WRITTEN EXERCISE >>
Report how many lines of the records below include the word "Спас". Give nothing but the number.

------------------------------------------------

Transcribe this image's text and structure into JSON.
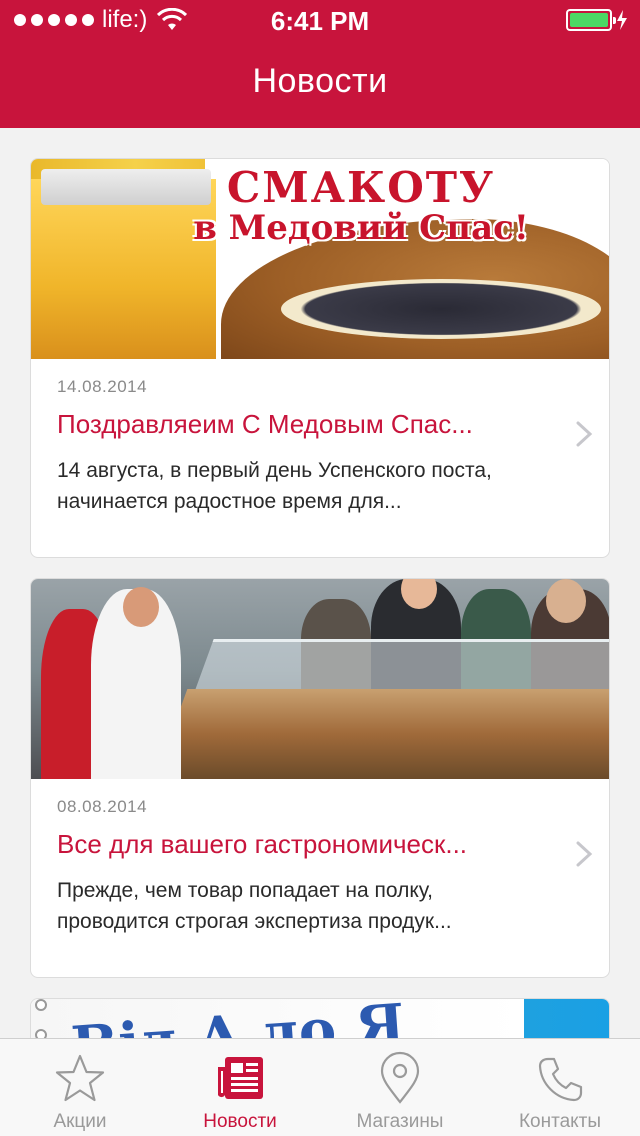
{
  "status_bar": {
    "carrier": "life:)",
    "time": "6:41 PM",
    "battery_color": "#4cd964"
  },
  "header": {
    "title": "Новости",
    "background_color": "#c8143c"
  },
  "news": [
    {
      "banner_line1": "СМАКОТУ",
      "banner_line2": "в Медовий Спас!",
      "date": "14.08.2014",
      "title": "Поздравляеим С Медовым Спас...",
      "text": "14 августа, в первый день Успенского поста, начинается радостное время для..."
    },
    {
      "date": "08.08.2014",
      "title": "Все для вашего гастрономическ...",
      "text": "Прежде, чем товар попадает на полку, проводится строгая экспертиза продук..."
    },
    {
      "banner_text": "Від А до Я"
    }
  ],
  "tabbar": {
    "tabs": [
      {
        "label": "Акции",
        "icon": "star-icon",
        "active": false
      },
      {
        "label": "Новости",
        "icon": "newspaper-icon",
        "active": true
      },
      {
        "label": "Магазины",
        "icon": "map-pin-icon",
        "active": false
      },
      {
        "label": "Контакты",
        "icon": "phone-icon",
        "active": false
      }
    ],
    "active_color": "#c8143c",
    "inactive_color": "#9a9a9a"
  }
}
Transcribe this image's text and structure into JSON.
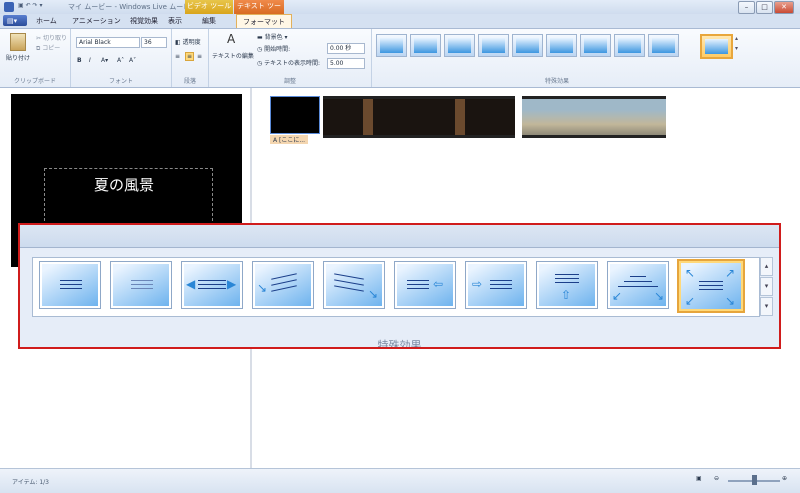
{
  "window": {
    "title": "マイ ムービー - Windows Live ムービー メーカー",
    "context_video": "ビデオ ツール",
    "context_text": "テキスト ツール"
  },
  "tabs": [
    "ホーム",
    "アニメーション",
    "視覚効果",
    "表示",
    "編集",
    "フォーマット"
  ],
  "ribbon": {
    "clipboard": {
      "paste": "貼り付け",
      "cut": "切り取り",
      "copy": "コピー",
      "label": "クリップボード"
    },
    "font": {
      "family": "Arial Black",
      "size": "36",
      "bold": "B",
      "italic": "I",
      "label": "フォント"
    },
    "paragraph": {
      "transparency": "透明度",
      "label": "段落"
    },
    "adjust": {
      "edit_text": "テキストの編集",
      "bgcolor": "背景色",
      "start_time_label": "開始時間:",
      "start_time_value": "0.00 秒",
      "duration_label": "テキストの表示時間:",
      "duration_value": "5.00",
      "label": "調整"
    },
    "effects": {
      "label": "特殊効果"
    }
  },
  "preview": {
    "caption": "夏の風景"
  },
  "storyboard": {
    "clip1_caption": "[ここに..."
  },
  "status": {
    "items": "アイテム: 1/3"
  },
  "zoom": {
    "label": "特殊効果"
  }
}
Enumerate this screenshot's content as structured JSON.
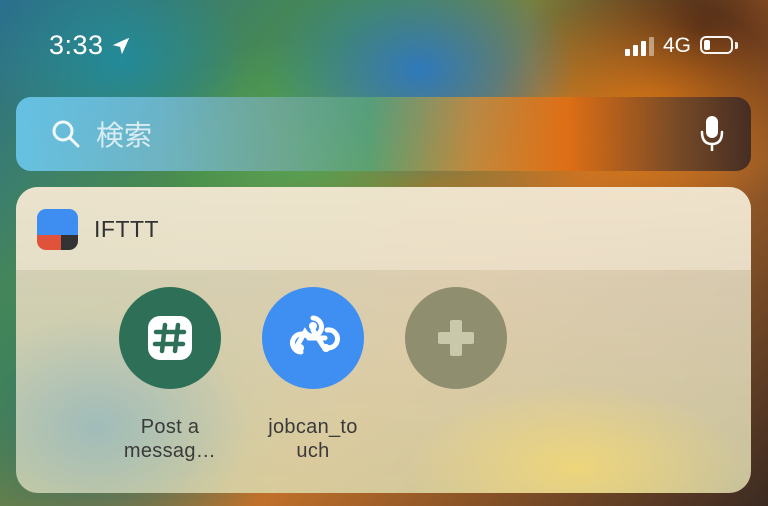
{
  "status": {
    "time": "3:33",
    "network": "4G"
  },
  "search": {
    "placeholder": "検索"
  },
  "widget": {
    "app_name": "IFTTT",
    "actions": [
      {
        "label_line1": "Post a",
        "label_line2": "messag…",
        "icon": "slack-icon",
        "color": "#2e6f57"
      },
      {
        "label_line1": "jobcan_to",
        "label_line2": "uch",
        "icon": "webhooks-icon",
        "color": "#3f8ff2"
      },
      {
        "label_line1": "",
        "label_line2": "",
        "icon": "add-icon",
        "color": "#8f8e6e"
      }
    ]
  }
}
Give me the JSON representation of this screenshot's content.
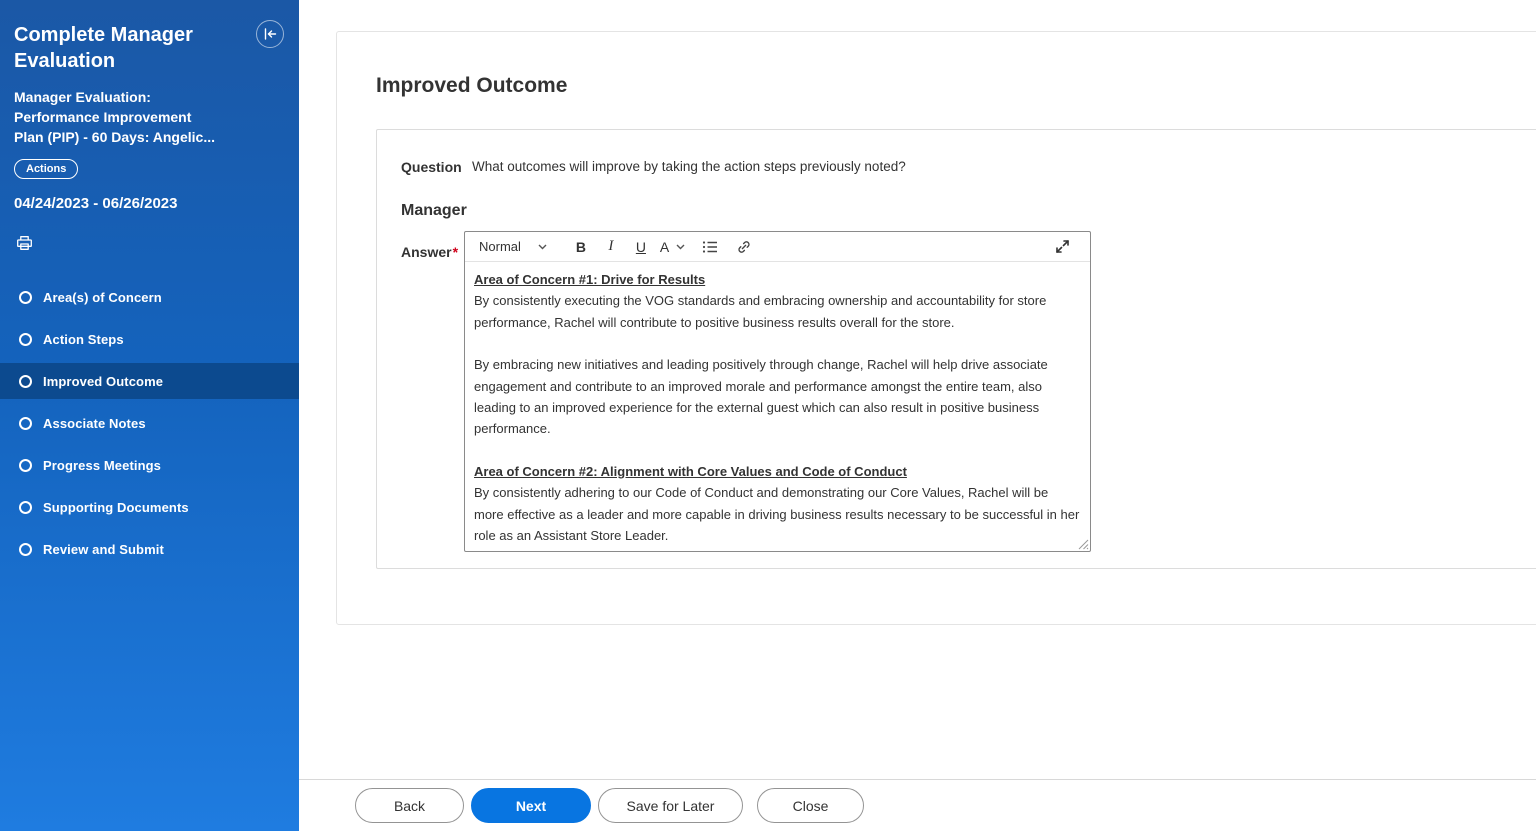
{
  "sidebar": {
    "title": "Complete Manager Evaluation",
    "subtitle": "Manager Evaluation:\nPerformance Improvement\nPlan (PIP) - 60 Days: Angelic...",
    "actions_label": "Actions",
    "date_range": "04/24/2023 - 06/26/2023",
    "steps": [
      {
        "label": "Area(s) of Concern",
        "active": false
      },
      {
        "label": "Action Steps",
        "active": false
      },
      {
        "label": "Improved Outcome",
        "active": true
      },
      {
        "label": "Associate Notes",
        "active": false
      },
      {
        "label": "Progress Meetings",
        "active": false
      },
      {
        "label": "Supporting Documents",
        "active": false
      },
      {
        "label": "Review and Submit",
        "active": false
      }
    ],
    "icons": {
      "collapse": "collapse-panel-left",
      "print": "printer"
    }
  },
  "main": {
    "page_title": "Improved Outcome",
    "question_label": "Question",
    "question_text": "What outcomes will improve by taking the action steps previously noted?",
    "section_heading": "Manager",
    "answer_label": "Answer",
    "required_marker": "*",
    "editor": {
      "toolbar": {
        "paragraph_style": "Normal",
        "bold": "B",
        "italic": "I",
        "underline": "U",
        "color": "A",
        "icons": [
          "chevron-down",
          "bullet-list",
          "link",
          "expand"
        ]
      },
      "content": [
        {
          "type": "heading",
          "text": "Area of Concern #1: Drive for Results"
        },
        {
          "type": "paragraph",
          "text": "By consistently executing the VOG standards and embracing ownership and accountability for store performance, Rachel will contribute to positive business results overall for the store."
        },
        {
          "type": "paragraph",
          "text": "By embracing new initiatives and leading positively through change, Rachel will help drive associate engagement and contribute to an improved morale and performance amongst the entire team, also leading to an improved experience for the external guest which can also result in positive business performance."
        },
        {
          "type": "heading",
          "text": "Area of Concern #2: Alignment with Core Values and Code of Conduct"
        },
        {
          "type": "paragraph",
          "text": "By consistently adhering to our Code of Conduct and demonstrating our Core Values, Rachel will be more effective as a leader and more capable in driving business results necessary to be successful in her role as an Assistant Store Leader."
        }
      ]
    }
  },
  "footer": {
    "back": "Back",
    "next": "Next",
    "save_for_later": "Save for Later",
    "close": "Close"
  },
  "colors": {
    "sidebar_gradient_top": "#1b58a6",
    "sidebar_gradient_bottom": "#1f7ce0",
    "active_step_bg": "#0c4a8f",
    "primary_button": "#0875e1",
    "required_red": "#d0021b"
  }
}
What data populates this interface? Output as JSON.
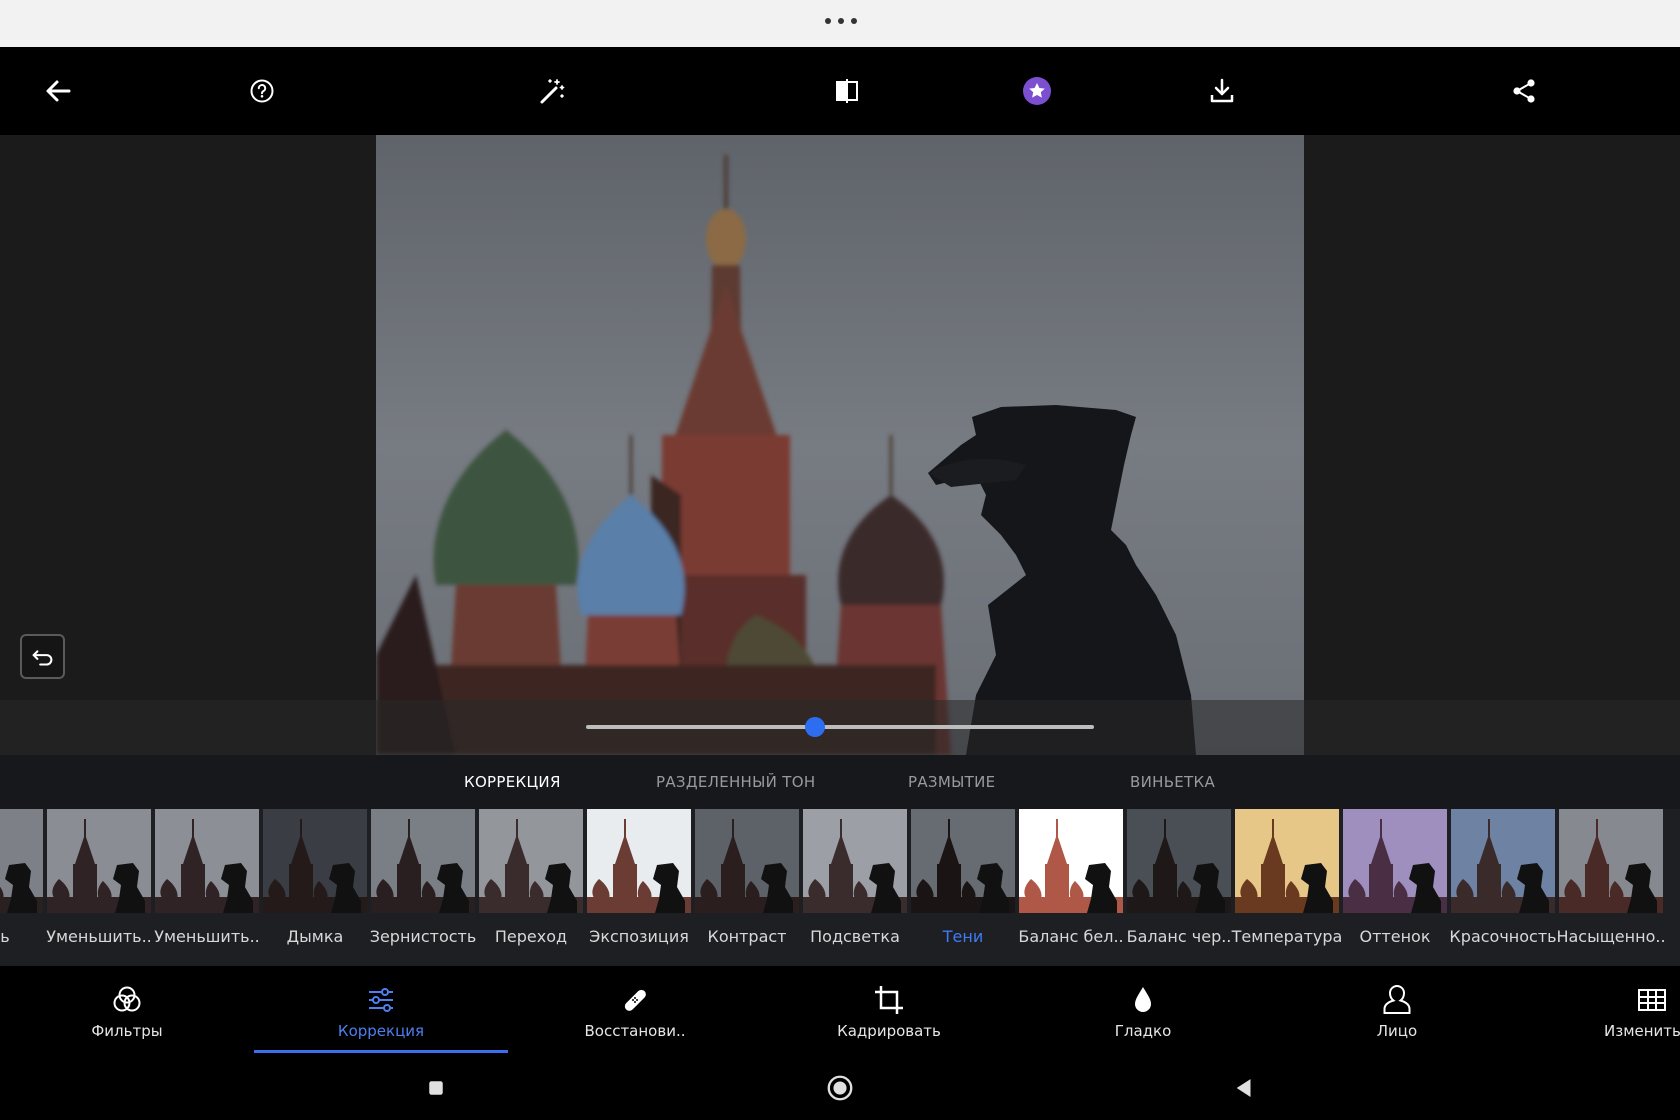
{
  "toolbar": {
    "back_icon": "arrow-left-icon",
    "help_icon": "help-circle-icon",
    "auto_fix_icon": "magic-wand-icon",
    "compare_icon": "before-after-icon",
    "premium_icon": "star-badge-icon",
    "download_icon": "download-icon",
    "share_icon": "share-icon",
    "accent_color": "#7b4fd0"
  },
  "editor": {
    "undo_icon": "undo-icon",
    "slider_value_fraction": 0.45,
    "accent_color": "#2d6df0"
  },
  "subtabs": [
    {
      "label": "КОРРЕКЦИЯ",
      "active": true
    },
    {
      "label": "РАЗДЕЛЕННЫЙ ТОН",
      "active": false
    },
    {
      "label": "РАЗМЫТИЕ",
      "active": false
    },
    {
      "label": "ВИНЬЕТКА",
      "active": false
    }
  ],
  "presets": [
    {
      "label": "ость",
      "active": false
    },
    {
      "label": "Уменьшить..",
      "active": false
    },
    {
      "label": "Уменьшить..",
      "active": false
    },
    {
      "label": "Дымка",
      "active": false
    },
    {
      "label": "Зернистость",
      "active": false
    },
    {
      "label": "Переход",
      "active": false
    },
    {
      "label": "Экспозиция",
      "active": false
    },
    {
      "label": "Контраст",
      "active": false
    },
    {
      "label": "Подсветка",
      "active": false
    },
    {
      "label": "Тени",
      "active": true
    },
    {
      "label": "Баланс бел..",
      "active": false
    },
    {
      "label": "Баланс чер..",
      "active": false
    },
    {
      "label": "Температура",
      "active": false
    },
    {
      "label": "Оттенок",
      "active": false
    },
    {
      "label": "Красочность",
      "active": false
    },
    {
      "label": "Насыщенно..",
      "active": false
    }
  ],
  "bottom_nav": [
    {
      "label": "Фильтры",
      "icon": "filters-icon",
      "active": false
    },
    {
      "label": "Коррекция",
      "icon": "sliders-icon",
      "active": true
    },
    {
      "label": "Восстанови..",
      "icon": "bandage-icon",
      "active": false
    },
    {
      "label": "Кадрировать",
      "icon": "crop-icon",
      "active": false
    },
    {
      "label": "Гладко",
      "icon": "drop-icon",
      "active": false
    },
    {
      "label": "Лицо",
      "icon": "face-icon",
      "active": false
    },
    {
      "label": "Изменить",
      "icon": "grid-icon",
      "active": false
    }
  ],
  "system_nav": {
    "recents_icon": "square-icon",
    "home_icon": "circle-icon",
    "back_icon": "triangle-back-icon"
  }
}
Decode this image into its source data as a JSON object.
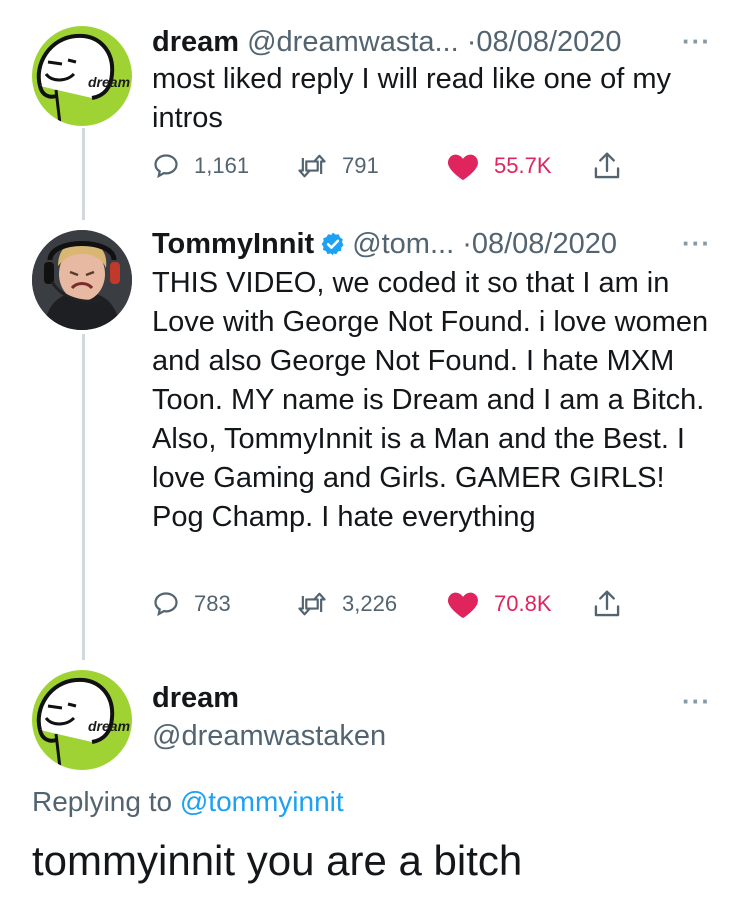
{
  "colors": {
    "accent_blue": "#1da1f2",
    "like_red": "#e0245e",
    "muted": "#536471",
    "dream_green": "#9fd334"
  },
  "tweets": [
    {
      "name": "dream",
      "handle": "@dreamwasta...",
      "date": "·08/08/2020",
      "text": "most liked reply I will read like one of my intros",
      "avatar_label": "dream",
      "stats": {
        "replies": "1,161",
        "retweets": "791",
        "likes": "55.7K"
      },
      "liked": true
    },
    {
      "name": "TommyInnit",
      "verified": true,
      "handle": "@tom...",
      "date": "·08/08/2020",
      "text": "THIS VIDEO, we coded it so that I am in Love with George Not Found. i love women and also George Not Found. I hate MXM Toon. MY name is Dream and I am a Bitch. Also, TommyInnit is a Man and the Best. I love Gaming and Girls. GAMER GIRLS! Pog Champ. I hate everything",
      "stats": {
        "replies": "783",
        "retweets": "3,226",
        "likes": "70.8K"
      },
      "liked": true
    }
  ],
  "main_tweet": {
    "name": "dream",
    "handle": "@dreamwastaken",
    "avatar_label": "dream",
    "replying_prefix": "Replying to",
    "replying_handle": "@tommyinnit",
    "text": "tommyinnit you are a bitch"
  },
  "more_icon": "···"
}
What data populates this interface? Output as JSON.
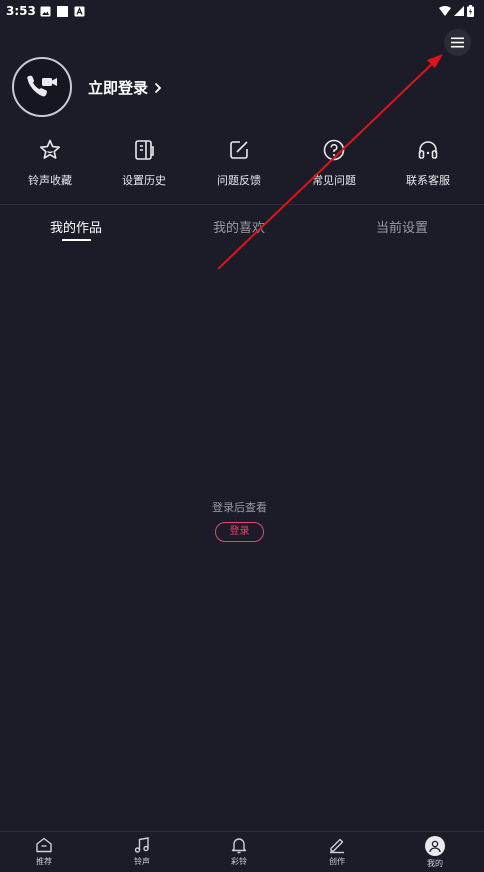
{
  "status_bar": {
    "time": "3:53"
  },
  "header": {
    "login_label": "立即登录"
  },
  "quick_actions": [
    {
      "label": "铃声收藏",
      "icon": "star-icon"
    },
    {
      "label": "设置历史",
      "icon": "history-icon"
    },
    {
      "label": "问题反馈",
      "icon": "feedback-icon"
    },
    {
      "label": "常见问题",
      "icon": "question-icon"
    },
    {
      "label": "联系客服",
      "icon": "headset-icon"
    }
  ],
  "tabs": [
    {
      "label": "我的作品",
      "active": true
    },
    {
      "label": "我的喜欢",
      "active": false
    },
    {
      "label": "当前设置",
      "active": false
    }
  ],
  "empty_state": {
    "message": "登录后查看",
    "button_label": "登录"
  },
  "bottom_nav": [
    {
      "label": "推荐",
      "icon": "home-icon"
    },
    {
      "label": "铃声",
      "icon": "music-note-icon"
    },
    {
      "label": "彩铃",
      "icon": "bell-icon"
    },
    {
      "label": "创作",
      "icon": "pen-icon"
    },
    {
      "label": "我的",
      "icon": "profile-icon"
    }
  ],
  "colors": {
    "background": "#1b1c28",
    "accent": "#e8456b",
    "annotation_arrow": "#e0121b"
  }
}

------------------------------------------------

TASK RESPONSE >>
2